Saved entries

* Begin *

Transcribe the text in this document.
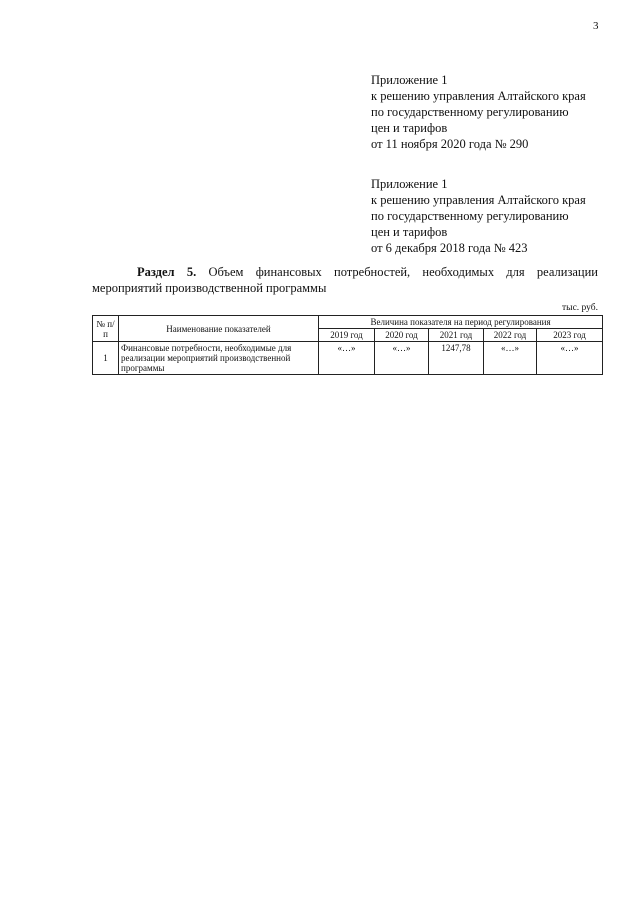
3
Приложение 1
к решению управления Алтайского края
по государственному регулированию
цен и тарифов
от 11 ноября 2020 года № 290
Приложение 1
к решению управления Алтайского края
по государственному регулированию
цен и тарифов
от 6 декабря 2018 года № 423
Раздел 5. Объем финансовых потребностей, необходимых для реализации мероприятий производственной программы
тыс. руб.
№ п/п	Наименование показателей	Величина показателя на период регулирования				
		2019 год	2020 год	2021 год	2022 год	2023 год
1	Финансовые потребности, необходимые для реализации мероприятий производственной программы	«…»	«…»	1247,78	«…»	«…»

* End *

▶ **Set problem**
All records must be output exactly as they are, except for the pictures, which are left out.

▶ **Answer to the task**
Transcribe the text in this document.
3
Приложение 1
к решению управления Алтайского края
по государственному регулированию
цен и тарифов
от 11 ноября 2020 года № 290
Приложение 1
к решению управления Алтайского края
по государственному регулированию
цен и тарифов
от 6 декабря 2018 года № 423
Раздел 5. Объем финансовых потребностей, необходимых для реализации мероприятий производственной программы
тыс. руб.
№ п/п	Наименование показателей	Величина показателя на период регулирования				
		2019 год	2020 год	2021 год	2022 год	2023 год
1	Финансовые потребности, необходимые для реализации мероприятий производственной программы	«…»	«…»	1247,78	«…»	«…»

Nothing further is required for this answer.